─── SUPPLIED PASSAGE ───
Here we go again. Another massive cyber crime exposing millions of Americans to global identify theft, at a cost to taxpayers to now provide fraud monitoring to those victims.
This week’s target – South Carolina’s Department of Revenue database. The breach, reportedly perpetrated by an individual operating out of the Soviet Union, exposed the personal information, including names, addresses, social security numbers, debit card and credit card numbers, and earnings information, of over 3.5 million taxpayers. Anyone who has filed a tax return in South Carolina since 1998 purportedly has been exposed.
I was under the belief that taxing authorities maintained seven years of taxpayer information, which would have only exposed South Carolina filers from 2005 forward. That appears not to be the case. One could wonder why any taxing authority needs to maintain detailed data going back 15 years, especially since the IRS record retention schedule only requires taxpayers to maintain copies of filed tax returns for the prior 3 – 7 years.
Per Publication 552:
How Long To Keep Records
You must keep your records as long as they may be needed for the administration of any provision of the Internal Revenue Code. Generally, this means you must keep records that support items shown on your return until the period of limitations for that return runs out.
───
= WHAT IS ASKED =
1. Answer these from the passage on the South Carolina tax data breach:
(a) How many taxpayers had their personal information exposed?
(b) Anyone who has filed a South Carolina tax return since what year has reportedly been exposed?
(c) Which IRS publication does the passage quote on how long to keep records?
2. Write the next part of the passage on the South Carolina tax data breach, picking up after its final sentence.
─── RECORDED DATA ───
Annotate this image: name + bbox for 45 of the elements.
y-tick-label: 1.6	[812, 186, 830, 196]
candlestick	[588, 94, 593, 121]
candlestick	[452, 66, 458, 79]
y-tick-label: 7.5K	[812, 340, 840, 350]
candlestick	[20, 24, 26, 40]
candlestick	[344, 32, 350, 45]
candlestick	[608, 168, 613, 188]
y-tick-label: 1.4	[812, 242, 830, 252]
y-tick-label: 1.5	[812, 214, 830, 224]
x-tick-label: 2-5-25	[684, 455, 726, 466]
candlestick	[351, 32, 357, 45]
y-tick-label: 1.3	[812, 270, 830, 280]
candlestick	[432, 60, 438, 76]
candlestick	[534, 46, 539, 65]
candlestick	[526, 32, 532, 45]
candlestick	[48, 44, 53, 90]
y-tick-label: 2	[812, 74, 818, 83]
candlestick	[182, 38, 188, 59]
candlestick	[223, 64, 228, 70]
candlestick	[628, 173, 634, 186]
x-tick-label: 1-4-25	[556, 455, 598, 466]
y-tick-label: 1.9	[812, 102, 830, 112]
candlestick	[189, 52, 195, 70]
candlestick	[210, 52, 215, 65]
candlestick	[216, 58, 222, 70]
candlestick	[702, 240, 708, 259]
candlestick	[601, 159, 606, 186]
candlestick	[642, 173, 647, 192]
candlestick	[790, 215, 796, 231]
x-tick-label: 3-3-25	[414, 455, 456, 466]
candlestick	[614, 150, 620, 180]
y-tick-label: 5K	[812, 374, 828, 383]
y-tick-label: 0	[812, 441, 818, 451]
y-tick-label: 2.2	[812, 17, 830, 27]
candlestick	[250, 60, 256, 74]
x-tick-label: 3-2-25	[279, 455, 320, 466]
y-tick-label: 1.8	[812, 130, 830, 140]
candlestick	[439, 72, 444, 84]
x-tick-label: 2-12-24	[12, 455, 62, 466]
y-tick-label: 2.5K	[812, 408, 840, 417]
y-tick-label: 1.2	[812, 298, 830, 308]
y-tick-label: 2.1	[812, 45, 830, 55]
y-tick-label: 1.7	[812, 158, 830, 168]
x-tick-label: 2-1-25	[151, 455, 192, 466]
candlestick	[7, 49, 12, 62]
───
= RESPONSES BY TASK =
1.
(a) Over 3.5 million taxpayers.
(b) Since 1998.
(c) Publication 552.

2.
The period of limitations is the period of time in which you can amend your return to claim a credit or refund or the IRS can assess additional tax. Table 3 contains the periods of limitations that apply to income tax returns. Unless otherwise stated, the years refer to the period beginning after the return was filed. Returns filed before the due date are treated as being filed on the due date.
Table 3. Period of Limitations
|IF you…||THEN the
|1||Owe additional tax and (2), (3), and (4) do not apply to you||3 years|
|2||Do not report income that you should and it is more than 25% of the gross income shown on your
|3||File a fraudulent return||No limit|
|4||Do not file a return||No limit|
|5||File a claim for credit or refund after you filed your return||The later of 3 years or 2 years after tax was paid.|
|6||File a claim for a loss from worthless securities||7 years|
“Going Green”, “Cloud” computing, paperless, cellular banking, picture depositing checks… the latest trends in conducting business and banking. Each of these developments and “improvements” under today’s societal pressures of instant and constant access, convenience and connectivity are creating more and more exposure to global threats. It remains unclear whether any internal controls can be implemented to truly prevent breaches similar to South Carolina’s from occurring through these “improved” means of conducting business.
The question I ponder is this – wasn’t there less risk and fewer crimes of this nature when these “improved” systems were not available. Have we really gained anything through implementing these “improvements” in our daily lives? Cost savings are typically behind implementing these “improvements,” but is the true cost savings really known when daily global threats are hacking away to gain access.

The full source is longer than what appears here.